Task requirements: Note how many lines hold the string "media" and give that number without any other words.

** START Data records **

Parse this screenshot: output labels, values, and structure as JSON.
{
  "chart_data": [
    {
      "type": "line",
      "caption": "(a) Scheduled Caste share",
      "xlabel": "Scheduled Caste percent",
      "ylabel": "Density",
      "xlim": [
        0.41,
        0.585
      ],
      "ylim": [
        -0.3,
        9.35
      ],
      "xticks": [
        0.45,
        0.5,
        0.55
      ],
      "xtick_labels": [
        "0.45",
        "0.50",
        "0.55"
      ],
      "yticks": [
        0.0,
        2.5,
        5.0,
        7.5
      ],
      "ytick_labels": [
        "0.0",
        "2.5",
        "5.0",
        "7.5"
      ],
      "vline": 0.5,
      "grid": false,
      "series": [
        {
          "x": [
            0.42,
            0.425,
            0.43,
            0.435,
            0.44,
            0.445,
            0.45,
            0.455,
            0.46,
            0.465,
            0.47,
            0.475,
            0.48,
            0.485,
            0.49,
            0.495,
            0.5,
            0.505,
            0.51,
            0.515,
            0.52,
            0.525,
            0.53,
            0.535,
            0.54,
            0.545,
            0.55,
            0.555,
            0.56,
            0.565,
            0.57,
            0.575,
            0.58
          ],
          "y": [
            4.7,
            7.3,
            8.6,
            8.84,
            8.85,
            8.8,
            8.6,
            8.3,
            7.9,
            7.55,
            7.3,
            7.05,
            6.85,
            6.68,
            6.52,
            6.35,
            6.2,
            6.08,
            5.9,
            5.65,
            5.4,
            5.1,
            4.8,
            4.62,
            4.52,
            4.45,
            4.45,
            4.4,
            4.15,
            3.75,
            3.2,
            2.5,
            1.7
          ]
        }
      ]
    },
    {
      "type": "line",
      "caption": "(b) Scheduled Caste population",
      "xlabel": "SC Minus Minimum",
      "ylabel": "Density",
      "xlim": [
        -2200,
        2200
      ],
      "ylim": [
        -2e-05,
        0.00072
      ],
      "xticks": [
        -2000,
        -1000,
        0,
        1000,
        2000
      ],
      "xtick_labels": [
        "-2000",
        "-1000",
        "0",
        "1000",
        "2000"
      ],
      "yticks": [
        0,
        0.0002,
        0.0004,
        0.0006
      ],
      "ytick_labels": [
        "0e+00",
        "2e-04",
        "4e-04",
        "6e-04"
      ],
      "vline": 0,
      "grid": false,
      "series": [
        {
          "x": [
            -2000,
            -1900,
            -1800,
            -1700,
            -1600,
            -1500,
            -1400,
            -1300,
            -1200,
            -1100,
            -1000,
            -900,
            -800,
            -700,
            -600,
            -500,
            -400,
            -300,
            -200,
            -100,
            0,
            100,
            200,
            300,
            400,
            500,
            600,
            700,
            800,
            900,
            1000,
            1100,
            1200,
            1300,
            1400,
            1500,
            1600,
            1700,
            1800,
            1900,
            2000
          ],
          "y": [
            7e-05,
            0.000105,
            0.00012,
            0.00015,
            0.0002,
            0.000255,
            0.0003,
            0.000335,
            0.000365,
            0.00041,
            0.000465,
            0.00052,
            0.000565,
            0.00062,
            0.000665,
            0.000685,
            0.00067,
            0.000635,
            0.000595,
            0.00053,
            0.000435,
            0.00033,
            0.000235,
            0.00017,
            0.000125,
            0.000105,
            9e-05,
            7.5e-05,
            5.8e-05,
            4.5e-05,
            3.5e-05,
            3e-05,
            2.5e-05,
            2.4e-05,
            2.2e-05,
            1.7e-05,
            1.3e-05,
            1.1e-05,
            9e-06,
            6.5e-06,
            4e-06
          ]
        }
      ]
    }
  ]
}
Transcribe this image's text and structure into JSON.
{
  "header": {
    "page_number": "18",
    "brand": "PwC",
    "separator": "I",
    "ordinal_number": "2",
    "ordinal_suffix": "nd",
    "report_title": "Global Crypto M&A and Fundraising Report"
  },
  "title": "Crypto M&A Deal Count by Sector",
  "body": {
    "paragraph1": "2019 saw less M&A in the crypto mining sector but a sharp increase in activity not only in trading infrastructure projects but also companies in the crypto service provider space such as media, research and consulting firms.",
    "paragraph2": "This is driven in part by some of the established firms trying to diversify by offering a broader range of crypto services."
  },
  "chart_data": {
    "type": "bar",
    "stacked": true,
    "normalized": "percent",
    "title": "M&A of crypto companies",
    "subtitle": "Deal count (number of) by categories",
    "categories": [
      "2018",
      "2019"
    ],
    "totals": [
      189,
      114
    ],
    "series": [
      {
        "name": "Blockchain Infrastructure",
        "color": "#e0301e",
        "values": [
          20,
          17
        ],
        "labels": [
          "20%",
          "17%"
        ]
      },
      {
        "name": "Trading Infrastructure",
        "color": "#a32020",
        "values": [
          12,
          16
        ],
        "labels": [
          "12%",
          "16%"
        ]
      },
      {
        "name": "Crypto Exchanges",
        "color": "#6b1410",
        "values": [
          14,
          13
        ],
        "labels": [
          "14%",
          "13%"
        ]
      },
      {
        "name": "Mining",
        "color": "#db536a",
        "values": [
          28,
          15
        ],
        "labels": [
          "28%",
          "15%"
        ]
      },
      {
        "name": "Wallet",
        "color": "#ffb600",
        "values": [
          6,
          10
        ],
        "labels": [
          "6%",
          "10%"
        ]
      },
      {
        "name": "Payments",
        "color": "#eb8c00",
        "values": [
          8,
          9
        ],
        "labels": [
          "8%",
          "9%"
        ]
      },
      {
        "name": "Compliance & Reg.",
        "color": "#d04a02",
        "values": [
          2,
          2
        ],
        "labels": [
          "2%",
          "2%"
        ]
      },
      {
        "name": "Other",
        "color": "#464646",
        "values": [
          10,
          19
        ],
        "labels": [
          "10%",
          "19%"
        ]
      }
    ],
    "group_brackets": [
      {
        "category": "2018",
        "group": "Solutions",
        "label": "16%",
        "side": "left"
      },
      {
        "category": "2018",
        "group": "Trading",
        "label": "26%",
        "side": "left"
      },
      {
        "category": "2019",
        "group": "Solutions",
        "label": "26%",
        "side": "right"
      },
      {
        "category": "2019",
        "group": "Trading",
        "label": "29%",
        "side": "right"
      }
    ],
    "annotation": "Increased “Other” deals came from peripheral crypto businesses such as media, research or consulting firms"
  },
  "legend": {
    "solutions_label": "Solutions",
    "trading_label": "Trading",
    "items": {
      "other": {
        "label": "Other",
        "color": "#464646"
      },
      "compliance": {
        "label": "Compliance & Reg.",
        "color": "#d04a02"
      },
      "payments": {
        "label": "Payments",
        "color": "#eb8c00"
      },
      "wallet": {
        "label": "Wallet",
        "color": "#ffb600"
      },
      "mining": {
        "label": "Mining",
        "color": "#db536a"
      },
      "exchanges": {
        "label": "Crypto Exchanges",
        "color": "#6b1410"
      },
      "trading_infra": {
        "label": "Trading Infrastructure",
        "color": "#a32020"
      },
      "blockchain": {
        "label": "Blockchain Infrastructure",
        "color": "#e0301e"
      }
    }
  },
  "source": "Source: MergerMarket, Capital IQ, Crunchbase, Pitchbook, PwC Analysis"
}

** END Data records **

Task answer: 2